======== Documento de origem ========

Ser pai ou mãe é um trabalho difícil. E não é de admirar que nem todos nós somos bons nessa tarefa. Todos nós trazemos uma boa quantidade de comportamentos do passado para a nossa personalidade. Eu estive no papel de ser mãe/educadora por quase 28 anos. Vou dizer, sem um pingo de ironia, que até então eu jamais havia assumido uma função tão desafiadora, mesmo que tivesse a vida toda lidado com grandes trabalhos burocráticos. Ser mãe requer muita flexibilidade mental e paciência, mas eu carregava dor e danos causados pela minha própria mãe e talvez, por isso, eu tivesse uma urgência real em ser a melhor mãe que eu poderia: eu estava determinada em quebrar os padrões tóxicos que dominaram as relações mãe-filha na minha família há pelo menos duas gerações, talvez três.
O trabalho de ser pai ou mãe é um comportamento aprendido por nossa espécie e nada impede que sejamos estudantes dedicados. É psicologicamente incontestável que o mau comportamento exerce força memorável maior do que o bom. Os filhos esquecem os presentes, mas não esquecem as surras. Isso significa que eventos negativos têm um impacto muito mais significativo sobre os seres humanos do que os bons. A evolução pode explicar isso. Para aumentar as chances de sobrevivência, os mais resistentes dos nossos antepassados eram muito mais reativos à coisas ruins, pois precisavam estar atentos. Essa reação os entregou à memória mais rápida e mais completa à dor, ao medo, ao abandono…do que às raras regalias. E é assim, ainda hoje, que o nosso cérebro se comporta até os dias de hoje.

======== Itens do conjunto ========

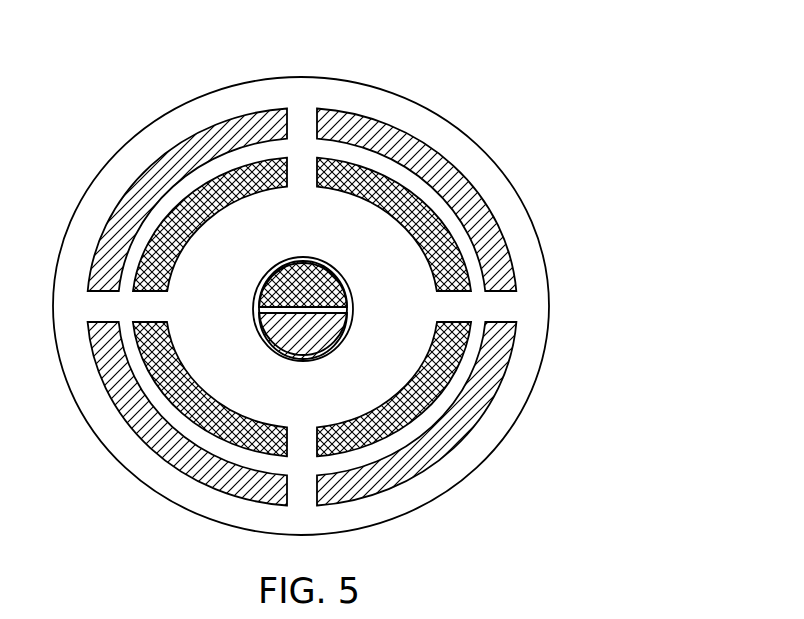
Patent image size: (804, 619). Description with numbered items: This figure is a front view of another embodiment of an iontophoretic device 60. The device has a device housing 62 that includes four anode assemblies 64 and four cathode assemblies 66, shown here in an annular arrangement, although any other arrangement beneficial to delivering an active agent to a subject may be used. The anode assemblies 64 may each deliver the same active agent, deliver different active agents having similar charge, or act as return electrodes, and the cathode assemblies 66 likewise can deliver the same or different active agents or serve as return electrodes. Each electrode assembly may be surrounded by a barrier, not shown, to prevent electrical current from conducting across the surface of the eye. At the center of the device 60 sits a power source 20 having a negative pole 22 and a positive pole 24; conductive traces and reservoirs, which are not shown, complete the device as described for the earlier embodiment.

The iontophoretic device 60 is at (383, 56).
The device housing 62 is at (532, 212).
The cathode assemblies 66 is at (428, 142).
The anode assemblies 64 is at (452, 377).
The power source 20 is at (263, 273).
The negative pole 22 is at (293, 258).
The positive pole 24 is at (273, 347).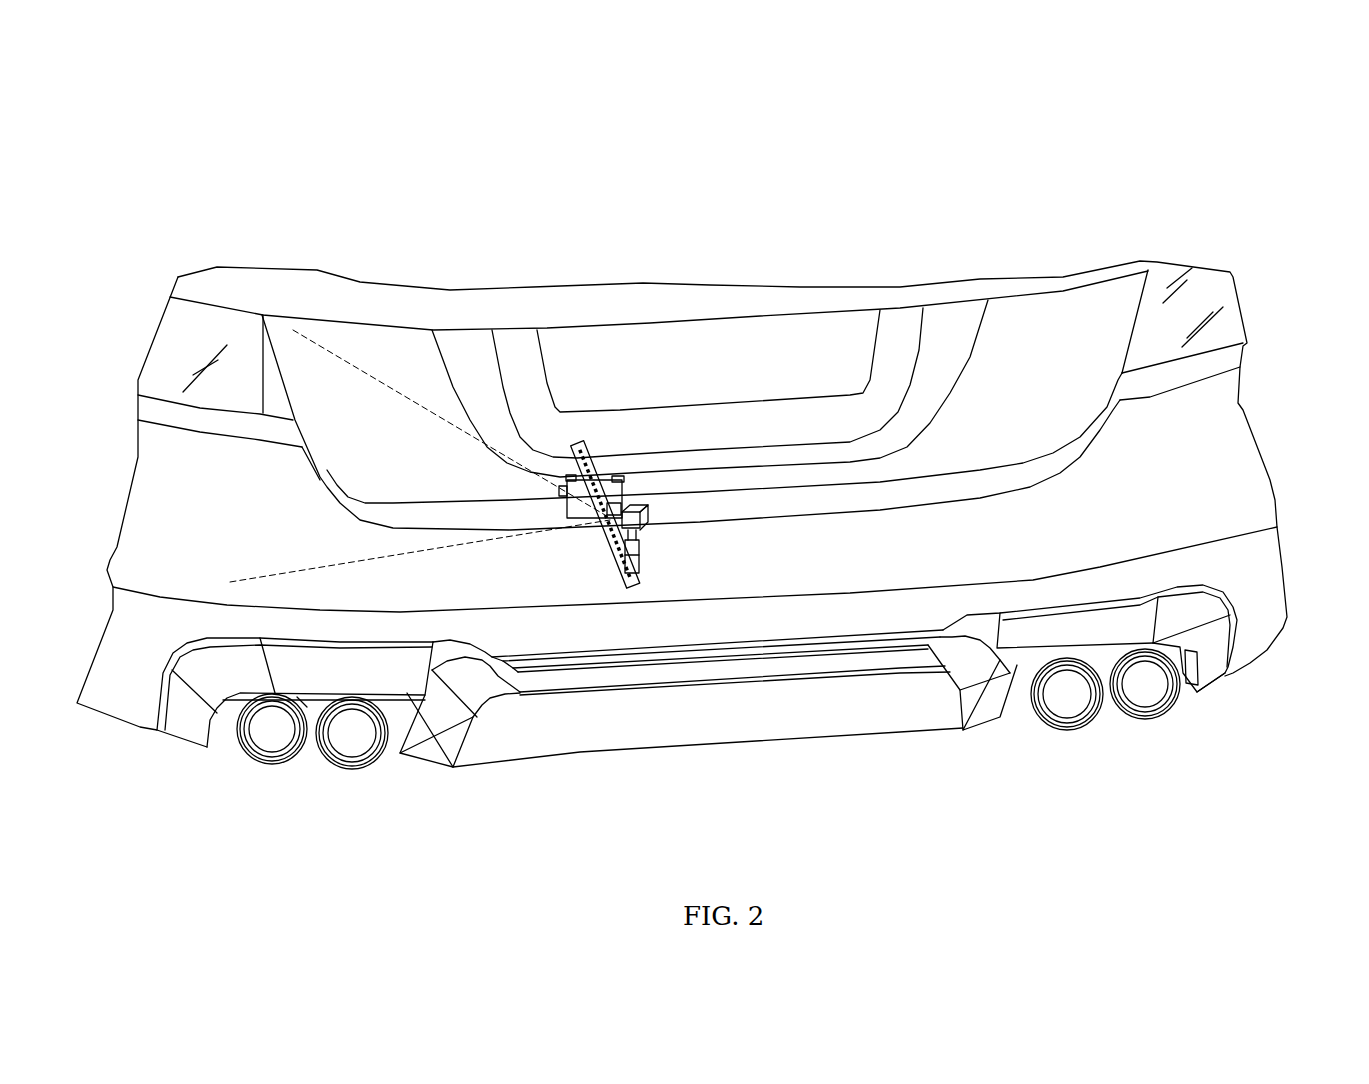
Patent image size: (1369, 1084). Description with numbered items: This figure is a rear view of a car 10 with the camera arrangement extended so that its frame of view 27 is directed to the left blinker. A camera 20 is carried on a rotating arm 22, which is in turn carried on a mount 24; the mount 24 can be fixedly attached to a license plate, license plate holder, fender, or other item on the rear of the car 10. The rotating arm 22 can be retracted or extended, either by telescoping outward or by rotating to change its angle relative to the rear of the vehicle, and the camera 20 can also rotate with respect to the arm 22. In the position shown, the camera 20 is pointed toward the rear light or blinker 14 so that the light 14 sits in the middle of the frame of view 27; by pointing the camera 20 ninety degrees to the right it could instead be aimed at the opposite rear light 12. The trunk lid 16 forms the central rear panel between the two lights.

The car 10 is at (1227, 470).
The rear light 12 is at (1202, 303).
The rear light or blinker 14 is at (207, 373).
The trunk lid 16 is at (803, 343).
The camera 20 is at (640, 532).
The rotating arm 22 is at (577, 460).
The mount 24 is at (617, 477).
The frame of view 27 is at (327, 343).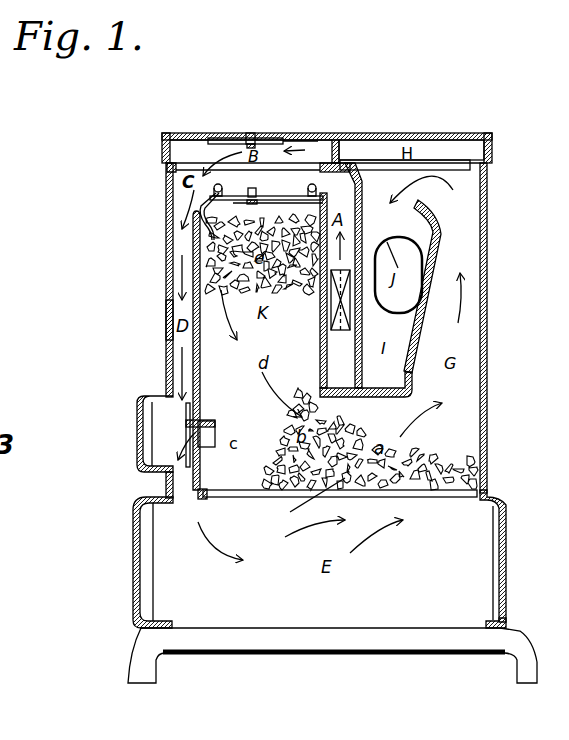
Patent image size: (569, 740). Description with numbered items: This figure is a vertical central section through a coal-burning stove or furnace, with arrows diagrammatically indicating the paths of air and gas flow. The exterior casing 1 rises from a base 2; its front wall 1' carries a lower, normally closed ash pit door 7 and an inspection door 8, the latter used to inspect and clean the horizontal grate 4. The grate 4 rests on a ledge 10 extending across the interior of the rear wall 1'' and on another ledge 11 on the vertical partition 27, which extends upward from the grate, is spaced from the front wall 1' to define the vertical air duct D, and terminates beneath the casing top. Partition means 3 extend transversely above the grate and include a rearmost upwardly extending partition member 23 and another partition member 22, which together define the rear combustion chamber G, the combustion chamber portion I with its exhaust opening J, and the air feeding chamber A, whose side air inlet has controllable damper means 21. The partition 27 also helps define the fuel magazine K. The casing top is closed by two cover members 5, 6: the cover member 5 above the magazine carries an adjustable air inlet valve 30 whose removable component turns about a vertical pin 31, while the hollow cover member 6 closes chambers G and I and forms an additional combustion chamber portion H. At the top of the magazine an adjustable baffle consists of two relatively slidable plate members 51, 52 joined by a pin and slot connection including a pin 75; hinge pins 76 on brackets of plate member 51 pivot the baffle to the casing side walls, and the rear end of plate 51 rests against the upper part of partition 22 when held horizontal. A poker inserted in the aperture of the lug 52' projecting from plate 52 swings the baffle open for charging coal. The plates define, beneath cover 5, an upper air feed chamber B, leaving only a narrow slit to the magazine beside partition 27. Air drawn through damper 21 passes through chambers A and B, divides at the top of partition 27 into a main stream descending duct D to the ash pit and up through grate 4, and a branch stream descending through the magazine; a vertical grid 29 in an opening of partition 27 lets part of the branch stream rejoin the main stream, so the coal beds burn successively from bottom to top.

The exterior casing 1 is at (151, 280).
The front wall 1' is at (147, 320).
The rear wall 1'' is at (502, 328).
The base 2 is at (331, 645).
The partition means 3 is at (360, 177).
The horizontal grate 4 is at (263, 497).
The cover member 5 is at (173, 133).
The cover member 6 is at (476, 134).
The ash pit door 7 is at (133, 518).
The inspection door 8 is at (138, 398).
The ledge 10 is at (476, 497).
The ledge 11 is at (204, 499).
The controllable damper means 21 is at (341, 317).
The partition member 22 is at (366, 295).
The partition member 23 is at (438, 235).
The vertical partition 27 is at (192, 236).
The vertical grid 29 is at (186, 430).
The adjustable air inlet valve 30 is at (236, 135).
The vertical pin 31 is at (249, 133).
The plate member 51 is at (300, 200).
The plate member 52 is at (266, 155).
The lug 52' is at (220, 216).
The pin 75 is at (253, 188).
The hinge pins 76 is at (330, 166).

========

Desafio – Reproduza, sem qualquer alteração, o trecho do texto sobre ser pai ou mãe que começa com as palavras "O trabalho de" e termina com "dias de hoje.".

Resultado –
O trabalho de ser pai ou mãe é um comportamento aprendido por nossa espécie e nada impede que sejamos estudantes dedicados. É psicologicamente incontestável que o mau comportamento exerce força memorável maior do que o bom. Os filhos esquecem os presentes, mas não esquecem as surras. Isso significa que eventos negativos têm um impacto muito mais significativo sobre os seres humanos do que os bons. A evolução pode explicar isso. Para aumentar as chances de sobrevivência, os mais resistentes dos nossos antepassados eram muito mais reativos à coisas ruins, pois precisavam estar atentos. Essa reação os entregou à memória mais rápida e mais completa à dor, ao medo, ao abandono…do que às raras regalias. E é assim, ainda hoje, que o nosso cérebro se comporta até os dias de hoje.